** START OF Material for the task **
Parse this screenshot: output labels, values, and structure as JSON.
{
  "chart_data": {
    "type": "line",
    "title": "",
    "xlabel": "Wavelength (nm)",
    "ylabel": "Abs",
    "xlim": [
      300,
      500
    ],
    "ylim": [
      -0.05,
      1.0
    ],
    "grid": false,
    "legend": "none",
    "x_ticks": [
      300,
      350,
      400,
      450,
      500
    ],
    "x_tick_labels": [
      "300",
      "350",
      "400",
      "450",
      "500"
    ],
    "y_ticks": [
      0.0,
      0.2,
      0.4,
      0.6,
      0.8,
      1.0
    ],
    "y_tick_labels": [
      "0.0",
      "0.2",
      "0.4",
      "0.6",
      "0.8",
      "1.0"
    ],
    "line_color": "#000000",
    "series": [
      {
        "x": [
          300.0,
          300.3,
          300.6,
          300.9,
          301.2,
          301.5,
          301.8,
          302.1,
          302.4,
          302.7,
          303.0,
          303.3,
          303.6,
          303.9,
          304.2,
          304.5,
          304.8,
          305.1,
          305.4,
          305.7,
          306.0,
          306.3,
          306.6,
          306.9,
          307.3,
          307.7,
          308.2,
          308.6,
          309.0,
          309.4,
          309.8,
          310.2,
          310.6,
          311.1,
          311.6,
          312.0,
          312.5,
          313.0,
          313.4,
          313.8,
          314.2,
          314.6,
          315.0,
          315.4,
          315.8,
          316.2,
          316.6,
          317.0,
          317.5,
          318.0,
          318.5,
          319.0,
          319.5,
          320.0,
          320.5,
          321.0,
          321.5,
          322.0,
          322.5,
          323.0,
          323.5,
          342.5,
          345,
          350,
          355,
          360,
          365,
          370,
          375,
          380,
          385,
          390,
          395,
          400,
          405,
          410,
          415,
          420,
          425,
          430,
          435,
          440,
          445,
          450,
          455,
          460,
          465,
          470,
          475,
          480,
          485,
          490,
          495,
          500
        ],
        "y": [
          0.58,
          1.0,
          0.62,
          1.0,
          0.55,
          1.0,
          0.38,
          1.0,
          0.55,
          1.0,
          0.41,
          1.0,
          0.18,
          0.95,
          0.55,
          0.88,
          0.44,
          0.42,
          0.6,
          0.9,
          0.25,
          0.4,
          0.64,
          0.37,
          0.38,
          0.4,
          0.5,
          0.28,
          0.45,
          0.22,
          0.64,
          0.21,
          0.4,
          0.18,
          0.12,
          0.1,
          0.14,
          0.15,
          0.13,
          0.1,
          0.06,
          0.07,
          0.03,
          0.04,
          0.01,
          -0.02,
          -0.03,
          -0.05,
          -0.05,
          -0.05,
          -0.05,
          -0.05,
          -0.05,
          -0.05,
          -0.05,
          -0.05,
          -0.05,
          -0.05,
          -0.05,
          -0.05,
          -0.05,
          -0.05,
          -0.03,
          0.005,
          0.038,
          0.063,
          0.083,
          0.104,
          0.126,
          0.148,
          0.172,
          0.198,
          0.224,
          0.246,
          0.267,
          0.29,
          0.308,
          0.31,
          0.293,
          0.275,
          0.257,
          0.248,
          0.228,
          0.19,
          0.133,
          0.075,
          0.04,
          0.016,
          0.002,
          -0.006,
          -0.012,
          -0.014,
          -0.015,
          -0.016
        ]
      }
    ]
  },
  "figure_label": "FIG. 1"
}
** END OF Material for the task **
** START OF Material for the task **
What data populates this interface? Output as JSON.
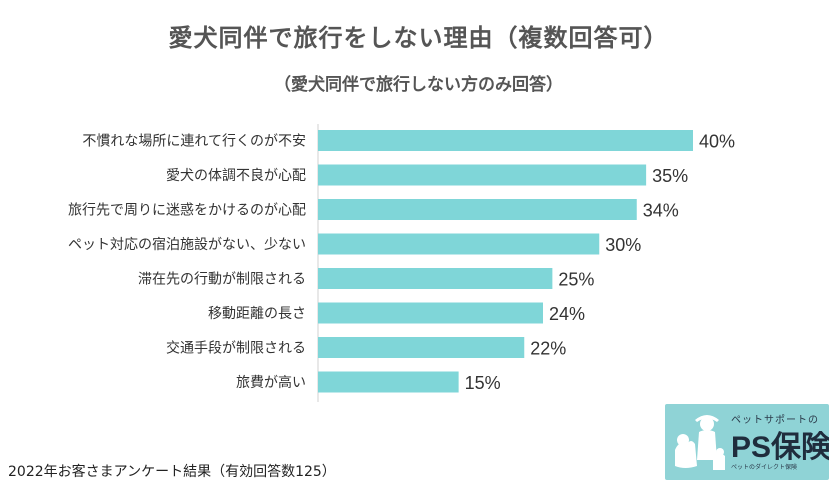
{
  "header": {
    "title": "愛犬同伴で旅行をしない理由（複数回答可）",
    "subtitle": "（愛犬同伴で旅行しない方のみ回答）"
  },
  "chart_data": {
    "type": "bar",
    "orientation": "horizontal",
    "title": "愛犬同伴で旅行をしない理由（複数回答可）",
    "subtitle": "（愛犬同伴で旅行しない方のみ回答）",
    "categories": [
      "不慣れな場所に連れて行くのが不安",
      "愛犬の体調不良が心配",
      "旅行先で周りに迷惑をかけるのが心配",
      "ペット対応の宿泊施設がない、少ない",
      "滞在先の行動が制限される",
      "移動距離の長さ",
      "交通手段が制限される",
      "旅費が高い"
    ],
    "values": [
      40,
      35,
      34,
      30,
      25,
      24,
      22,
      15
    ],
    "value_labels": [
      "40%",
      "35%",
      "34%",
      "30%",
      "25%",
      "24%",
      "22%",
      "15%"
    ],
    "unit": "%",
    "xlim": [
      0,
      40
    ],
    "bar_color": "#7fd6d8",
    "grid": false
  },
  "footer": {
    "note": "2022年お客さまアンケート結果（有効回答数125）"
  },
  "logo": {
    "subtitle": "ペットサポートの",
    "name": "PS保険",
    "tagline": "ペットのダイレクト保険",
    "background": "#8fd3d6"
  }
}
** END OF Material for the task **
#### Short exercise
Copy all lines from the material that contain "JSON".

#### Result
Parse this screenshot: output labels, values, and structure as JSON.
What data populates this interface? Output as JSON.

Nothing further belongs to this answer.